EXERCISE BRIEF :: Extract the complete listing and output it unchanged.

DATA ::
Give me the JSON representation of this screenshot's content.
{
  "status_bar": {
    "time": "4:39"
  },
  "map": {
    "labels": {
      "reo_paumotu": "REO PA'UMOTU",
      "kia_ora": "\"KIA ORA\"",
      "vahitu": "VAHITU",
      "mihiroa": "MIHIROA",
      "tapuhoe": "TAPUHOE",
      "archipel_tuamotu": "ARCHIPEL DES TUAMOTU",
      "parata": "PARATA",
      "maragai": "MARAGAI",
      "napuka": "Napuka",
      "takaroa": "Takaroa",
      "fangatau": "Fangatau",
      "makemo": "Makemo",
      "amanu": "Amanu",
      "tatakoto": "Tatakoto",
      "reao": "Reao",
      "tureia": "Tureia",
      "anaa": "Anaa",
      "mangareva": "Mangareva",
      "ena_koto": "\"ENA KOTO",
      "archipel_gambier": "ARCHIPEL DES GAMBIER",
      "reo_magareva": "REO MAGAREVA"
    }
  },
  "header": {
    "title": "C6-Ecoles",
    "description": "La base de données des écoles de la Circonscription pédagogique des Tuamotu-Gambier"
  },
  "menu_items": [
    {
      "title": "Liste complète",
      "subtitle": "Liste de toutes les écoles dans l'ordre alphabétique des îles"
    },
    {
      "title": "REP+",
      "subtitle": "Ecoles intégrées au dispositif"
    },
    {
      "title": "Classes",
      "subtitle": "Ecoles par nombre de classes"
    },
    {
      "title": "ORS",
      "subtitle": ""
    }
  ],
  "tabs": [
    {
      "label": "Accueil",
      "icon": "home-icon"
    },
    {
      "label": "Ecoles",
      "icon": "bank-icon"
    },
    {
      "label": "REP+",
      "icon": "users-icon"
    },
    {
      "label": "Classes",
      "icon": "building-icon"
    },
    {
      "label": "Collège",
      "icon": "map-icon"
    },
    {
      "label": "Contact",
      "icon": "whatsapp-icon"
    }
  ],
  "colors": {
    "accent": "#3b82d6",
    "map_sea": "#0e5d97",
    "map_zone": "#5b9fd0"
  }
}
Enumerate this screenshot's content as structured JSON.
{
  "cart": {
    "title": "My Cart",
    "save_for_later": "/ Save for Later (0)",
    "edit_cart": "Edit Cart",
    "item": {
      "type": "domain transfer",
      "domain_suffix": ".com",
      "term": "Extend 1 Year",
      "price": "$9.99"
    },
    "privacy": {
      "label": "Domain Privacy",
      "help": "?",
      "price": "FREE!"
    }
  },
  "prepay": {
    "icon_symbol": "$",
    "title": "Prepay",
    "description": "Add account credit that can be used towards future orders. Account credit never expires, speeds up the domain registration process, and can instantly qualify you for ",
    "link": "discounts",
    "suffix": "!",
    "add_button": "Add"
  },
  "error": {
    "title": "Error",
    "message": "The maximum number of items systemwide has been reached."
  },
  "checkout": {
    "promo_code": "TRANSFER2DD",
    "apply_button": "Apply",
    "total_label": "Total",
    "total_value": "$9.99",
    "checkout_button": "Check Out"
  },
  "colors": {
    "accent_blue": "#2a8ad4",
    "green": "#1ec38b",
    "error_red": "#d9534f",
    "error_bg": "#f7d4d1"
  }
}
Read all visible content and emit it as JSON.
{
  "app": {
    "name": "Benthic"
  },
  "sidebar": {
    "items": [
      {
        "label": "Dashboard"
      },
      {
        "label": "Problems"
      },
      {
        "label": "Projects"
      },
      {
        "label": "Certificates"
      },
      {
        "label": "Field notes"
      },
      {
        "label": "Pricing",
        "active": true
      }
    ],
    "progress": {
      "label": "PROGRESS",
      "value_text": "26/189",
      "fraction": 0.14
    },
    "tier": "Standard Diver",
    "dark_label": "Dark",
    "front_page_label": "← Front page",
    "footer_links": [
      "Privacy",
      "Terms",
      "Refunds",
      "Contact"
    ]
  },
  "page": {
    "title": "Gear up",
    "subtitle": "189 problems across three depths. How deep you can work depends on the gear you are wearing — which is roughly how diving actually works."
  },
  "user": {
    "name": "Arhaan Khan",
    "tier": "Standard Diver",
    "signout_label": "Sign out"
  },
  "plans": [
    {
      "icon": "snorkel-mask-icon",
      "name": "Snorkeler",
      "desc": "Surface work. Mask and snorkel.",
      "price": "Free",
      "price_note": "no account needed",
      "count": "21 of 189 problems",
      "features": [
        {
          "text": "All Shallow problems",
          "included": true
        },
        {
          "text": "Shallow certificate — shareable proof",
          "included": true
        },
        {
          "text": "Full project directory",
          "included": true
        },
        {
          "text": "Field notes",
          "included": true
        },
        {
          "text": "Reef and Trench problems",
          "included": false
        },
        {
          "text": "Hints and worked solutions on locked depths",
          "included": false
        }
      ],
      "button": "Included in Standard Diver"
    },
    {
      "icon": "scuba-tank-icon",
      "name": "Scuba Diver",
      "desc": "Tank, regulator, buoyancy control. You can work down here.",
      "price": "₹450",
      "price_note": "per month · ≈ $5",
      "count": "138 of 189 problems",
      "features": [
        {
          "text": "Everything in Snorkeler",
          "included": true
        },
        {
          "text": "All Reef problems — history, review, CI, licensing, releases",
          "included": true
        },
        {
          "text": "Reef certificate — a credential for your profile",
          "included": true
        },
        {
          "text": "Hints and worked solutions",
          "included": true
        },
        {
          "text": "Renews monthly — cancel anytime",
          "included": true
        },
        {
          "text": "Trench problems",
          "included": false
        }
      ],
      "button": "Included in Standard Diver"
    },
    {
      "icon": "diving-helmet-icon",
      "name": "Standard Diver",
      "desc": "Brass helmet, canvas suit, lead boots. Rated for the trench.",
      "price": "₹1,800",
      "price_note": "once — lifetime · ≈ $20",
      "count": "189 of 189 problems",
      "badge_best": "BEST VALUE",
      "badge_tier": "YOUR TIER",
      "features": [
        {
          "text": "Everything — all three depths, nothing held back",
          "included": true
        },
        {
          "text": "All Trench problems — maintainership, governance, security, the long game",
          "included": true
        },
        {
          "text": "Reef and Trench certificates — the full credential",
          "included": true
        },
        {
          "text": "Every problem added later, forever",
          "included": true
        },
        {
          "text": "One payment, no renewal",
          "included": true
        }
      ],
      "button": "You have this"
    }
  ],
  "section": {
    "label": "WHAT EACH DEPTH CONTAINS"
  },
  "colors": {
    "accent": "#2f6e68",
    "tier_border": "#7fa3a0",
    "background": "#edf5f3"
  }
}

SOLUTION FOR THIS EXERCISE ::
Give me the JSON representation of this screenshot's content.
{
  "status_bar": {
    "time": "4:39"
  },
  "map": {
    "labels": {
      "reo_paumotu": "REO PA'UMOTU",
      "kia_ora": "\"KIA ORA\"",
      "vahitu": "VAHITU",
      "mihiroa": "MIHIROA",
      "tapuhoe": "TAPUHOE",
      "archipel_tuamotu": "ARCHIPEL DES TUAMOTU",
      "parata": "PARATA",
      "maragai": "MARAGAI",
      "napuka": "Napuka",
      "takaroa": "Takaroa",
      "fangatau": "Fangatau",
      "makemo": "Makemo",
      "amanu": "Amanu",
      "tatakoto": "Tatakoto",
      "reao": "Reao",
      "tureia": "Tureia",
      "anaa": "Anaa",
      "mangareva": "Mangareva",
      "ena_koto": "\"ENA KOTO",
      "archipel_gambier": "ARCHIPEL DES GAMBIER",
      "reo_magareva": "REO MAGAREVA"
    }
  },
  "header": {
    "title": "C6-Ecoles",
    "description": "La base de données des écoles de la Circonscription pédagogique des Tuamotu-Gambier"
  },
  "menu_items": [
    {
      "title": "Liste complète",
      "subtitle": "Liste de toutes les écoles dans l'ordre alphabétique des îles"
    },
    {
      "title": "REP+",
      "subtitle": "Ecoles intégrées au dispositif"
    },
    {
      "title": "Classes",
      "subtitle": "Ecoles par nombre de classes"
    },
    {
      "title": "ORS",
      "subtitle": ""
    }
  ],
  "tabs": [
    {
      "label": "Accueil",
      "icon": "home-icon"
    },
    {
      "label": "Ecoles",
      "icon": "bank-icon"
    },
    {
      "label": "REP+",
      "icon": "users-icon"
    },
    {
      "label": "Classes",
      "icon": "building-icon"
    },
    {
      "label": "Collège",
      "icon": "map-icon"
    },
    {
      "label": "Contact",
      "icon": "whatsapp-icon"
    }
  ],
  "colors": {
    "accent": "#3b82d6",
    "map_sea": "#0e5d97",
    "map_zone": "#5b9fd0"
  }
}
Enumerate this screenshot's content as structured JSON.
{
  "cart": {
    "title": "My Cart",
    "save_for_later": "/ Save for Later (0)",
    "edit_cart": "Edit Cart",
    "item": {
      "type": "domain transfer",
      "domain_suffix": ".com",
      "term": "Extend 1 Year",
      "price": "$9.99"
    },
    "privacy": {
      "label": "Domain Privacy",
      "help": "?",
      "price": "FREE!"
    }
  },
  "prepay": {
    "icon_symbol": "$",
    "title": "Prepay",
    "description": "Add account credit that can be used towards future orders. Account credit never expires, speeds up the domain registration process, and can instantly qualify you for ",
    "link": "discounts",
    "suffix": "!",
    "add_button": "Add"
  },
  "error": {
    "title": "Error",
    "message": "The maximum number of items systemwide has been reached."
  },
  "checkout": {
    "promo_code": "TRANSFER2DD",
    "apply_button": "Apply",
    "total_label": "Total",
    "total_value": "$9.99",
    "checkout_button": "Check Out"
  },
  "colors": {
    "accent_blue": "#2a8ad4",
    "green": "#1ec38b",
    "error_red": "#d9534f",
    "error_bg": "#f7d4d1"
  }
}
Read all visible content and emit it as JSON.
{
  "app": {
    "name": "Benthic"
  },
  "sidebar": {
    "items": [
      {
        "label": "Dashboard"
      },
      {
        "label": "Problems"
      },
      {
        "label": "Projects"
      },
      {
        "label": "Certificates"
      },
      {
        "label": "Field notes"
      },
      {
        "label": "Pricing",
        "active": true
      }
    ],
    "progress": {
      "label": "PROGRESS",
      "value_text": "26/189",
      "fraction": 0.14
    },
    "tier": "Standard Diver",
    "dark_label": "Dark",
    "front_page_label": "← Front page",
    "footer_links": [
      "Privacy",
      "Terms",
      "Refunds",
      "Contact"
    ]
  },
  "page": {
    "title": "Gear up",
    "subtitle": "189 problems across three depths. How deep you can work depends on the gear you are wearing — which is roughly how diving actually works."
  },
  "user": {
    "name": "Arhaan Khan",
    "tier": "Standard Diver",
    "signout_label": "Sign out"
  },
  "plans": [
    {
      "icon": "snorkel-mask-icon",
      "name": "Snorkeler",
      "desc": "Surface work. Mask and snorkel.",
      "price": "Free",
      "price_note": "no account needed",
      "count": "21 of 189 problems",
      "features": [
        {
          "text": "All Shallow problems",
          "included": true
        },
        {
          "text": "Shallow certificate — shareable proof",
          "included": true
        },
        {
          "text": "Full project directory",
          "included": true
        },
        {
          "text": "Field notes",
          "included": true
        },
        {
          "text": "Reef and Trench problems",
          "included": false
        },
        {
          "text": "Hints and worked solutions on locked depths",
          "included": false
        }
      ],
      "button": "Included in Standard Diver"
    },
    {
      "icon": "scuba-tank-icon",
      "name": "Scuba Diver",
      "desc": "Tank, regulator, buoyancy control. You can work down here.",
      "price": "₹450",
      "price_note": "per month · ≈ $5",
      "count": "138 of 189 problems",
      "features": [
        {
          "text": "Everything in Snorkeler",
          "included": true
        },
        {
          "text": "All Reef problems — history, review, CI, licensing, releases",
          "included": true
        },
        {
          "text": "Reef certificate — a credential for your profile",
          "included": true
        },
        {
          "text": "Hints and worked solutions",
          "included": true
        },
        {
          "text": "Renews monthly — cancel anytime",
          "included": true
        },
        {
          "text": "Trench problems",
          "included": false
        }
      ],
      "button": "Included in Standard Diver"
    },
    {
      "icon": "diving-helmet-icon",
      "name": "Standard Diver",
      "desc": "Brass helmet, canvas suit, lead boots. Rated for the trench.",
      "price": "₹1,800",
      "price_note": "once — lifetime · ≈ $20",
      "count": "189 of 189 problems",
      "badge_best": "BEST VALUE",
      "badge_tier": "YOUR TIER",
      "features": [
        {
          "text": "Everything — all three depths, nothing held back",
          "included": true
        },
        {
          "text": "All Trench problems — maintainership, governance, security, the long game",
          "included": true
        },
        {
          "text": "Reef and Trench certificates — the full credential",
          "included": true
        },
        {
          "text": "Every problem added later, forever",
          "included": true
        },
        {
          "text": "One payment, no renewal",
          "included": true
        }
      ],
      "button": "You have this"
    }
  ],
  "section": {
    "label": "WHAT EACH DEPTH CONTAINS"
  },
  "colors": {
    "accent": "#2f6e68",
    "tier_border": "#7fa3a0",
    "background": "#edf5f3"
  }
}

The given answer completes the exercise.